Work order
Repeat all the lines below exactly, but omit the pictures.

Excerpted data
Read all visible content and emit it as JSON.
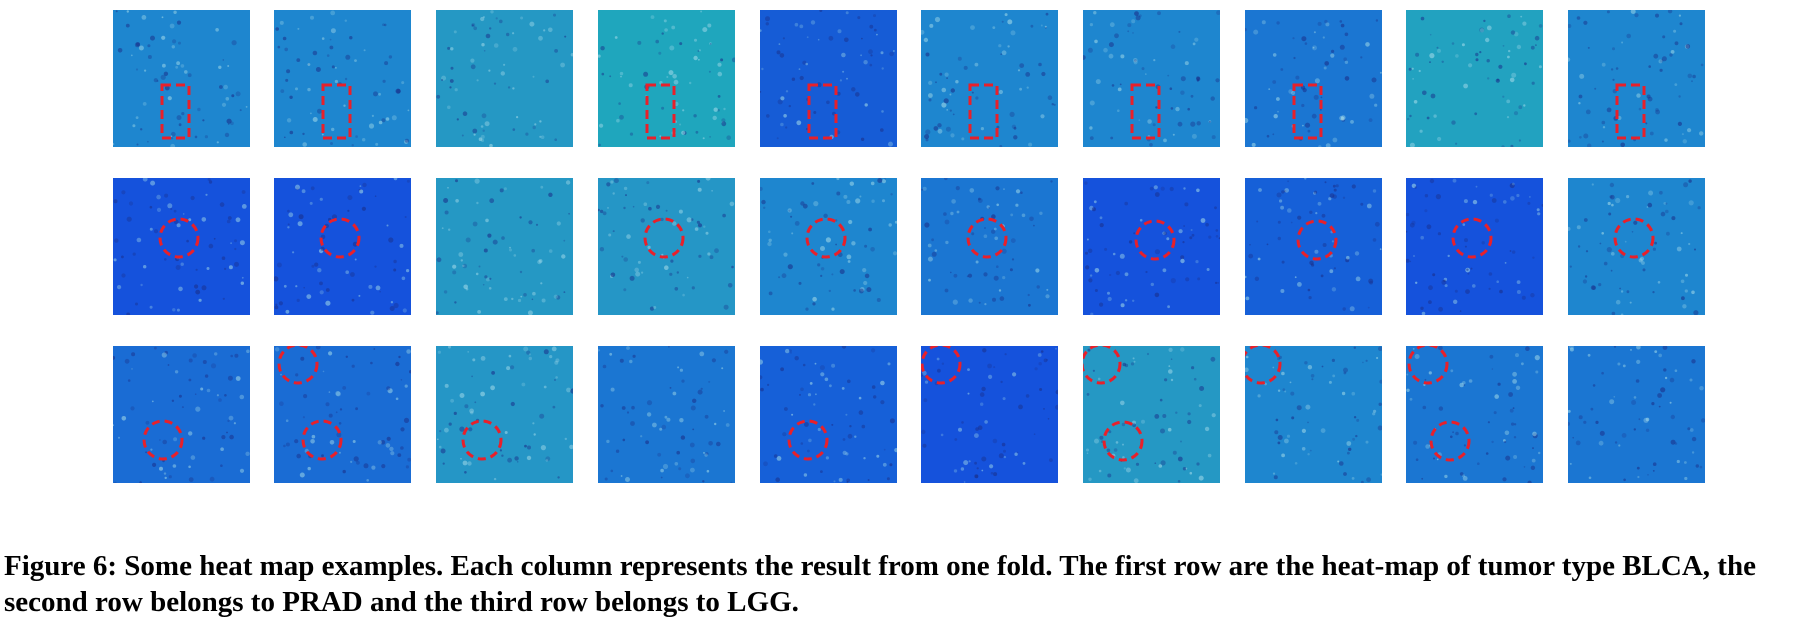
{
  "figure": {
    "number_label": "Figure 6:",
    "caption_text": "Some heat map examples. Each column represents the result from one fold. The first row are the heat-map of tumor type BLCA, the second row belongs to PRAD and the third row belongs to LGG.",
    "colors": {
      "marker": "#e8202a",
      "speckle_dark": "#1a2f8a",
      "speckle_light": "#9fd8e8"
    },
    "rows": [
      {
        "tumor_type": "BLCA",
        "marker_shape": "dashed-rectangle",
        "tiles": [
          {
            "fold": 1,
            "bg": "#1e86cf",
            "markers": 1
          },
          {
            "fold": 2,
            "bg": "#1e86cf",
            "markers": 1
          },
          {
            "fold": 3,
            "bg": "#2598c4",
            "markers": 0
          },
          {
            "fold": 4,
            "bg": "#1fa6bd",
            "markers": 1
          },
          {
            "fold": 5,
            "bg": "#165cd6",
            "markers": 1
          },
          {
            "fold": 6,
            "bg": "#1e86cf",
            "markers": 1
          },
          {
            "fold": 7,
            "bg": "#1e86cf",
            "markers": 1
          },
          {
            "fold": 8,
            "bg": "#1b76d2",
            "markers": 1
          },
          {
            "fold": 9,
            "bg": "#22a2c0",
            "markers": 0
          },
          {
            "fold": 10,
            "bg": "#1e86cf",
            "markers": 1
          }
        ]
      },
      {
        "tumor_type": "PRAD",
        "marker_shape": "dashed-circle",
        "tiles": [
          {
            "fold": 1,
            "bg": "#1552dc",
            "markers": 1
          },
          {
            "fold": 2,
            "bg": "#1552dc",
            "markers": 1
          },
          {
            "fold": 3,
            "bg": "#2598c4",
            "markers": 0
          },
          {
            "fold": 4,
            "bg": "#2596c6",
            "markers": 1
          },
          {
            "fold": 5,
            "bg": "#1e86cf",
            "markers": 1
          },
          {
            "fold": 6,
            "bg": "#1b76d2",
            "markers": 1
          },
          {
            "fold": 7,
            "bg": "#1552dc",
            "markers": 1
          },
          {
            "fold": 8,
            "bg": "#1660d8",
            "markers": 1
          },
          {
            "fold": 9,
            "bg": "#1552dc",
            "markers": 1
          },
          {
            "fold": 10,
            "bg": "#1e86cf",
            "markers": 1
          }
        ]
      },
      {
        "tumor_type": "LGG",
        "marker_shape": "dashed-circle",
        "tiles": [
          {
            "fold": 1,
            "bg": "#1a6cd4",
            "markers": 1
          },
          {
            "fold": 2,
            "bg": "#1a6cd4",
            "markers": 2
          },
          {
            "fold": 3,
            "bg": "#2596c6",
            "markers": 1
          },
          {
            "fold": 4,
            "bg": "#1b76d2",
            "markers": 0
          },
          {
            "fold": 5,
            "bg": "#1660d8",
            "markers": 1
          },
          {
            "fold": 6,
            "bg": "#1552dc",
            "markers": 1
          },
          {
            "fold": 7,
            "bg": "#2598c4",
            "markers": 2
          },
          {
            "fold": 8,
            "bg": "#1e86cf",
            "markers": 1
          },
          {
            "fold": 9,
            "bg": "#1b76d2",
            "markers": 2
          },
          {
            "fold": 10,
            "bg": "#1b76d2",
            "markers": 0
          }
        ]
      }
    ]
  }
}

Answer box
Read all visible content and emit it as JSON.
{
  "figure": {
    "number_label": "Figure 6:",
    "caption_text": "Some heat map examples. Each column represents the result from one fold. The first row are the heat-map of tumor type BLCA, the second row belongs to PRAD and the third row belongs to LGG.",
    "colors": {
      "marker": "#e8202a",
      "speckle_dark": "#1a2f8a",
      "speckle_light": "#9fd8e8"
    },
    "rows": [
      {
        "tumor_type": "BLCA",
        "marker_shape": "dashed-rectangle",
        "tiles": [
          {
            "fold": 1,
            "bg": "#1e86cf",
            "markers": 1
          },
          {
            "fold": 2,
            "bg": "#1e86cf",
            "markers": 1
          },
          {
            "fold": 3,
            "bg": "#2598c4",
            "markers": 0
          },
          {
            "fold": 4,
            "bg": "#1fa6bd",
            "markers": 1
          },
          {
            "fold": 5,
            "bg": "#165cd6",
            "markers": 1
          },
          {
            "fold": 6,
            "bg": "#1e86cf",
            "markers": 1
          },
          {
            "fold": 7,
            "bg": "#1e86cf",
            "markers": 1
          },
          {
            "fold": 8,
            "bg": "#1b76d2",
            "markers": 1
          },
          {
            "fold": 9,
            "bg": "#22a2c0",
            "markers": 0
          },
          {
            "fold": 10,
            "bg": "#1e86cf",
            "markers": 1
          }
        ]
      },
      {
        "tumor_type": "PRAD",
        "marker_shape": "dashed-circle",
        "tiles": [
          {
            "fold": 1,
            "bg": "#1552dc",
            "markers": 1
          },
          {
            "fold": 2,
            "bg": "#1552dc",
            "markers": 1
          },
          {
            "fold": 3,
            "bg": "#2598c4",
            "markers": 0
          },
          {
            "fold": 4,
            "bg": "#2596c6",
            "markers": 1
          },
          {
            "fold": 5,
            "bg": "#1e86cf",
            "markers": 1
          },
          {
            "fold": 6,
            "bg": "#1b76d2",
            "markers": 1
          },
          {
            "fold": 7,
            "bg": "#1552dc",
            "markers": 1
          },
          {
            "fold": 8,
            "bg": "#1660d8",
            "markers": 1
          },
          {
            "fold": 9,
            "bg": "#1552dc",
            "markers": 1
          },
          {
            "fold": 10,
            "bg": "#1e86cf",
            "markers": 1
          }
        ]
      },
      {
        "tumor_type": "LGG",
        "marker_shape": "dashed-circle",
        "tiles": [
          {
            "fold": 1,
            "bg": "#1a6cd4",
            "markers": 1
          },
          {
            "fold": 2,
            "bg": "#1a6cd4",
            "markers": 2
          },
          {
            "fold": 3,
            "bg": "#2596c6",
            "markers": 1
          },
          {
            "fold": 4,
            "bg": "#1b76d2",
            "markers": 0
          },
          {
            "fold": 5,
            "bg": "#1660d8",
            "markers": 1
          },
          {
            "fold": 6,
            "bg": "#1552dc",
            "markers": 1
          },
          {
            "fold": 7,
            "bg": "#2598c4",
            "markers": 2
          },
          {
            "fold": 8,
            "bg": "#1e86cf",
            "markers": 1
          },
          {
            "fold": 9,
            "bg": "#1b76d2",
            "markers": 2
          },
          {
            "fold": 10,
            "bg": "#1b76d2",
            "markers": 0
          }
        ]
      }
    ]
  }
}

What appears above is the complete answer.